▶ Fuente

Las Joyas de la Plata: Santiago
El Rubicón a Santiago.
Claro que no. La de hoy, tampoco la de ningún día, es una etapa más. Hoy es nuestra última etapa.
Despertamos con una sensación especial. Una suerte de hormigueo mental, que nos lleva a ser conscientes de la particularidad de la jornada.
Aquello por lo que nos hemos estado moviendo día a día está a tiro de piedra, a escasos 22 kilómetros. No será el día para dar datos técnicos o de localización.
La etapa es corta, llevadera y suavemente ondulada, sin ningún compromiso mayor.
La de hoy es una etapa de sensaciones. Es la culminación de un camino y al mismo tiempo de un proceso interno.
Hemos transitado caminos interiores y caminos físicos de forma simultánea. Hemos recorrido un viaje de conexión con lo que somos y que nos ha transformado de una forma progresiva y permanente.
Por eso, nosotros, los que un día iniciamos estas etapas, no somos hoy los mismos que culminaremos el trayecto. El camino de Santiago, la vía de la Plata, ya nos ha cambiado, ya nos ha impregnado de esa extraña sensación que sólo los que han realizado este viaje pueden experimentar.
Así volvemos esta mañana soleada a realizar la liturgia habitual.

▶ Información suministrada
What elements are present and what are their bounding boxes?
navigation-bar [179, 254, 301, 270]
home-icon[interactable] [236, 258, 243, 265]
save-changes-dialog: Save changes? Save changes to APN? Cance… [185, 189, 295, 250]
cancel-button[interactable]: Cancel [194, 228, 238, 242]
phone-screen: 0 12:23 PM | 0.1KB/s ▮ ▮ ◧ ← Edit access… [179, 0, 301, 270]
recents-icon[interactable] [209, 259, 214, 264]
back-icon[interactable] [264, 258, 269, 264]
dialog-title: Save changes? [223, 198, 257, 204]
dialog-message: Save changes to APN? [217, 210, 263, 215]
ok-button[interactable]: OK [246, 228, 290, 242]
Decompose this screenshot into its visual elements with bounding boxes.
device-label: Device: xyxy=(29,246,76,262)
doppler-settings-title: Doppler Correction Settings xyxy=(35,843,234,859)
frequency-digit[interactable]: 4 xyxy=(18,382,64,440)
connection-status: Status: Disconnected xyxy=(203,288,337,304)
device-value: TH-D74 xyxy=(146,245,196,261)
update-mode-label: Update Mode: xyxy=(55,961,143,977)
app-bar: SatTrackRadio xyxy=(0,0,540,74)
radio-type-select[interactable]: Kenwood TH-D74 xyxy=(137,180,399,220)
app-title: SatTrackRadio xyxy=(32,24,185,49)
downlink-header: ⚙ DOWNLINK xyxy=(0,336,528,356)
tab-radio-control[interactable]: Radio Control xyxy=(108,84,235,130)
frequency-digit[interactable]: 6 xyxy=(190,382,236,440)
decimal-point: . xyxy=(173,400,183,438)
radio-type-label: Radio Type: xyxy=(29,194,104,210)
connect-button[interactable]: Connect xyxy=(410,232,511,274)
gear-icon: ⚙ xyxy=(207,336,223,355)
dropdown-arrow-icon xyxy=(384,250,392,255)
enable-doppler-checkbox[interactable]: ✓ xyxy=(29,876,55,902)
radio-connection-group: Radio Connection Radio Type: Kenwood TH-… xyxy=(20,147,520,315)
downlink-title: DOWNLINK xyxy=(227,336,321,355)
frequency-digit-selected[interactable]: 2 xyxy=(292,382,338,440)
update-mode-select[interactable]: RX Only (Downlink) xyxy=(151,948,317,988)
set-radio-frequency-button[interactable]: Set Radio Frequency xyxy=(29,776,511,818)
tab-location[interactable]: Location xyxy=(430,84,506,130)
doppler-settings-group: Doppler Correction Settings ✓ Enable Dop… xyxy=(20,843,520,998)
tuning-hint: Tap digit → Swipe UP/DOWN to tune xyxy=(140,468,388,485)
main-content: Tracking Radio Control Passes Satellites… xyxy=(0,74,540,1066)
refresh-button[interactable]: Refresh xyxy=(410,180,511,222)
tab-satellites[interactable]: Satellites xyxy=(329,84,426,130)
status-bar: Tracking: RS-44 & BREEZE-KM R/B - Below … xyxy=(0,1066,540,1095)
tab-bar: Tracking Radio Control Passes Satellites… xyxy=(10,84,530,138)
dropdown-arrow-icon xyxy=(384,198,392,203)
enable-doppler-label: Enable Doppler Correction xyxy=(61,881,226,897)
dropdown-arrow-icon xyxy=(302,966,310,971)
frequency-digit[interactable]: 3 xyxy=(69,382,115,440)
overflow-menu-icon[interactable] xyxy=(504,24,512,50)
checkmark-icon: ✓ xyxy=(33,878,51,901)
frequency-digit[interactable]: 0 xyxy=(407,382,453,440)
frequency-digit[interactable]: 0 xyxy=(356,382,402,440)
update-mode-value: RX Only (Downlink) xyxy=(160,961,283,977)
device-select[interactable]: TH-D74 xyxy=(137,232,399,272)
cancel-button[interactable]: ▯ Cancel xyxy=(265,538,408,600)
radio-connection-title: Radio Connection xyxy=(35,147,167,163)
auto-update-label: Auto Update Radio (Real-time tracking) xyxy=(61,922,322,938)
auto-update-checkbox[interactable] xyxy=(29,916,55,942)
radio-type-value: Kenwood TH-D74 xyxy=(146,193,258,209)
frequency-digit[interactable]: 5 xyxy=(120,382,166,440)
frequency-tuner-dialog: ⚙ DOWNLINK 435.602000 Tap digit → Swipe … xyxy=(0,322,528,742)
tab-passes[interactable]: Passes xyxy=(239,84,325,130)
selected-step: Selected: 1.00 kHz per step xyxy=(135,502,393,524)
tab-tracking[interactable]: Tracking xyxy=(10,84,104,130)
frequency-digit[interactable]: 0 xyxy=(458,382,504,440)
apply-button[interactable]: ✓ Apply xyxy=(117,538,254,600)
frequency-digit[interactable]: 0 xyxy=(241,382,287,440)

▶ Tareas requeridas
**a.** Según el texto sobre la última etapa a Santiago, ¿a cuántos kilómetros se encuentra aquello por lo que se ha avanzado día a día?
**b.** Reproduzca del texto sobre la última etapa a Santiago el fragmento que comienza con las palabras que contienen "Claro que no." y termina con "un proceso interno.".
**c.** Prosiga el texto sobre la última etapa a Santiago desde el punto en que se detiene.

▶ Respuestas escritas
**a.** A escasos 22 kilómetros.

**b.**
Claro que no. La de hoy, tampoco la de ningún día, es una etapa más. Hoy es nuestra última etapa.
Despertamos con una sensación especial. Una suerte de hormigueo mental, que nos lleva a ser conscientes de la particularidad de la jornada.
Aquello por lo que nos hemos estado moviendo día a día está a tiro de piedra, a escasos 22 kilómetros. No será el día para dar datos técnicos o de localización.
La etapa es corta, llevadera y suavemente ondulada, sin ningún compromiso mayor.
La de hoy es una etapa de sensaciones. Es la culminación de un camino y al mismo tiempo de un proceso interno.

**c.**
Comprobamos nuestras pertenencias, nos enfundamos nuestras ropas, y volvemos a sentir el tacto de esas botas, fieles compañeras hasta hoy. Nos encaminamos por una pista forestal que salva la vía del ferrocarril en varios tramos.
Un cuerpo, y sobretodo unos pies, que ya a estas alturas entran en una rutina de pisadas de forma natural. Es cómo si ya, desde temprano en la mañana, el cuerpo te viniese pidiendo este ejercicio, se trata de un acto reflejo.
Y cómo siempre, al avanzar y concentrarnos paulatinamente en nuestro caminar, vamos entrando en diferentes estados de ánimo.
Recordamos jornadas lejanas, dificultades superadas, encuentros fugaces, paisajes increíbles, dehesas, campos abiertos, pequeñas iglesias, comidas inolvidables…un sinfín de recuerdos que amasamos lentamente y que ahora digerimos, en el momento en el que nos aproximamos al final de esta aventura.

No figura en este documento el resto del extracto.